___ TASK DATA ___

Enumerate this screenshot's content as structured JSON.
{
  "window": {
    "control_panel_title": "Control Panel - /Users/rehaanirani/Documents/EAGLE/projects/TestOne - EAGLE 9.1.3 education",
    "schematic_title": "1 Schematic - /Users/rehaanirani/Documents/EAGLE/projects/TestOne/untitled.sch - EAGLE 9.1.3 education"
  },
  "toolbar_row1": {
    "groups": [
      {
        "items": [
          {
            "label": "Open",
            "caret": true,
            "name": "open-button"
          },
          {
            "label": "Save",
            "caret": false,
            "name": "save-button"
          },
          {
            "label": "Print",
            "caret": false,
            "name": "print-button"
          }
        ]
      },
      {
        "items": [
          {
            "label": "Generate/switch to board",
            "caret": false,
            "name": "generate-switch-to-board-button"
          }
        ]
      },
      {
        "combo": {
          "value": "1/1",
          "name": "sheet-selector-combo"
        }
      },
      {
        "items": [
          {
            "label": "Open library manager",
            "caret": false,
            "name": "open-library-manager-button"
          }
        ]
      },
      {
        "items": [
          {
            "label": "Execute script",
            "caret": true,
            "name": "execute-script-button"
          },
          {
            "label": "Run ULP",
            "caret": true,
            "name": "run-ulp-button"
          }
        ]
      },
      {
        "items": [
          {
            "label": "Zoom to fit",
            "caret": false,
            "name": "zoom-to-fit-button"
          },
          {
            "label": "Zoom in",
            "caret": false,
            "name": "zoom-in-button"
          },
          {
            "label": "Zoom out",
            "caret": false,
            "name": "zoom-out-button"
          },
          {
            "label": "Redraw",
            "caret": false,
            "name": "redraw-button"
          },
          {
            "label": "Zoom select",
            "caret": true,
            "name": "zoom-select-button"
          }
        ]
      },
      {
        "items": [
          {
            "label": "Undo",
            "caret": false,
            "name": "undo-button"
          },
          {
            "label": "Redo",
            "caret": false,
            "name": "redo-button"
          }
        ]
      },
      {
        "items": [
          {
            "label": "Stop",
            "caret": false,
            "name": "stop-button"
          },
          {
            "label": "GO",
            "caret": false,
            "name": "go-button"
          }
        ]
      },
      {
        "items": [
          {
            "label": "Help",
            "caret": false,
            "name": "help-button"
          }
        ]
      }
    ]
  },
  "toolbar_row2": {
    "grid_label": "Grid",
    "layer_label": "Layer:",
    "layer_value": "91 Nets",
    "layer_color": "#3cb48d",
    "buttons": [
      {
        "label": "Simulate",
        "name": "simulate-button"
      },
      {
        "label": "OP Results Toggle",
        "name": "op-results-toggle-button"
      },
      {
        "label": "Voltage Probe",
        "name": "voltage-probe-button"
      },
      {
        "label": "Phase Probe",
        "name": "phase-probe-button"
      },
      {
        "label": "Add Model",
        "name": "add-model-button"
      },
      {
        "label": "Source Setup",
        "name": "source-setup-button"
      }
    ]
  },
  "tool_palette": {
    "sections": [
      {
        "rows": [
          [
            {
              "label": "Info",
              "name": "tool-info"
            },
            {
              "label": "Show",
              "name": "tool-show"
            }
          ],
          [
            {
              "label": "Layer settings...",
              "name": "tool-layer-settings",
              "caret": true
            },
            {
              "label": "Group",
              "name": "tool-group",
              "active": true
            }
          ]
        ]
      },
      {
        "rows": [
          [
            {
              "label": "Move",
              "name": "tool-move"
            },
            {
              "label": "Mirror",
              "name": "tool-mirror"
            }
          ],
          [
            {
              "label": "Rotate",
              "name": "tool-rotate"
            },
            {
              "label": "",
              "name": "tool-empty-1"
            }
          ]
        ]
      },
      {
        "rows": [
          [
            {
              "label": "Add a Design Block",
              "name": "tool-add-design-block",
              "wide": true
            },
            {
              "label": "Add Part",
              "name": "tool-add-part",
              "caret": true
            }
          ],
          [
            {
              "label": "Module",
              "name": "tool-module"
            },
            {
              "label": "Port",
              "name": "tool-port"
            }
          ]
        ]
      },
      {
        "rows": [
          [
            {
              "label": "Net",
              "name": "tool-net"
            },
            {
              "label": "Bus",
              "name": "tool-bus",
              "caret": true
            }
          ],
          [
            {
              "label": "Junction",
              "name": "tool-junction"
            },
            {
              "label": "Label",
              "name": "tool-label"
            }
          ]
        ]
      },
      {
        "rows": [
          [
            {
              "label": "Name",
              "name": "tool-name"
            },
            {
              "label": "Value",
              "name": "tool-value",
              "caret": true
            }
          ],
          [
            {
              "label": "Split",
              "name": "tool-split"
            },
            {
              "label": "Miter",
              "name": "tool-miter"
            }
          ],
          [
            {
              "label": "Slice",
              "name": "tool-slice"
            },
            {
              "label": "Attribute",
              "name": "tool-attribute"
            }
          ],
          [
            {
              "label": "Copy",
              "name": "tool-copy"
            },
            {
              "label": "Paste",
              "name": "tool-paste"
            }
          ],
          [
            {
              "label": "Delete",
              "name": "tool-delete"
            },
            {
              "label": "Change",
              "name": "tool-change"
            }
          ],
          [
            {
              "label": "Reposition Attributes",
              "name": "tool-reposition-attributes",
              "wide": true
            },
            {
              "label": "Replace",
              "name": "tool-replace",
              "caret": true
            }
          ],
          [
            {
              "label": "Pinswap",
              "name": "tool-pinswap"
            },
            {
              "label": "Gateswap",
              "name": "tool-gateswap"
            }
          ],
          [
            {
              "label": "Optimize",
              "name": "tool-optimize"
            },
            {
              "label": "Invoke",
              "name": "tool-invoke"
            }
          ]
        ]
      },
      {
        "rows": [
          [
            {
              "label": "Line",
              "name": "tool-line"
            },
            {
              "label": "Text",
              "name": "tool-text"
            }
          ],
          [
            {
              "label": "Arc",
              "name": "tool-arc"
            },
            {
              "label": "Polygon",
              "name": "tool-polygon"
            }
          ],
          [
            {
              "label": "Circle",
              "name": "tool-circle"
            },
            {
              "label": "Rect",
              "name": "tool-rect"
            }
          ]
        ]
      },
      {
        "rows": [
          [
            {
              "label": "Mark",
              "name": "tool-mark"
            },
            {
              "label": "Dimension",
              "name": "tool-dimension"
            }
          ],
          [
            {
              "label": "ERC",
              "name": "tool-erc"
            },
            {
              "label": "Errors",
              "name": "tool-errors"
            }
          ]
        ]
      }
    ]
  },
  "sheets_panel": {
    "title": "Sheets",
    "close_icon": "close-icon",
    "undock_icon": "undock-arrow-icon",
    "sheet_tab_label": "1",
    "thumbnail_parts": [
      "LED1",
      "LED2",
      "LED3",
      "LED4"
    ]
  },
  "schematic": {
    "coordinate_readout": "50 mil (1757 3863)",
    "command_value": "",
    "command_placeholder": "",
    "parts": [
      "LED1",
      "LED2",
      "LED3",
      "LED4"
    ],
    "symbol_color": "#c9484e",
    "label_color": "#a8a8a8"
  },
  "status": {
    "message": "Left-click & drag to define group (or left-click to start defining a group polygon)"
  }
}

___

In the entries above, find every line with the word "rehaanirani" and list it.

- _EXERCISE RESULT_:
    "control_panel_title": "Control Panel - /Users/rehaanirani/Documents/EAGLE/projects/TestOne - EAGLE 9.1.3 education",
    "schematic_title": "1 Schematic - /Users/rehaanirani/Documents/EAGLE/projects/TestOne/untitled.sch - EAGLE 9.1.3 education"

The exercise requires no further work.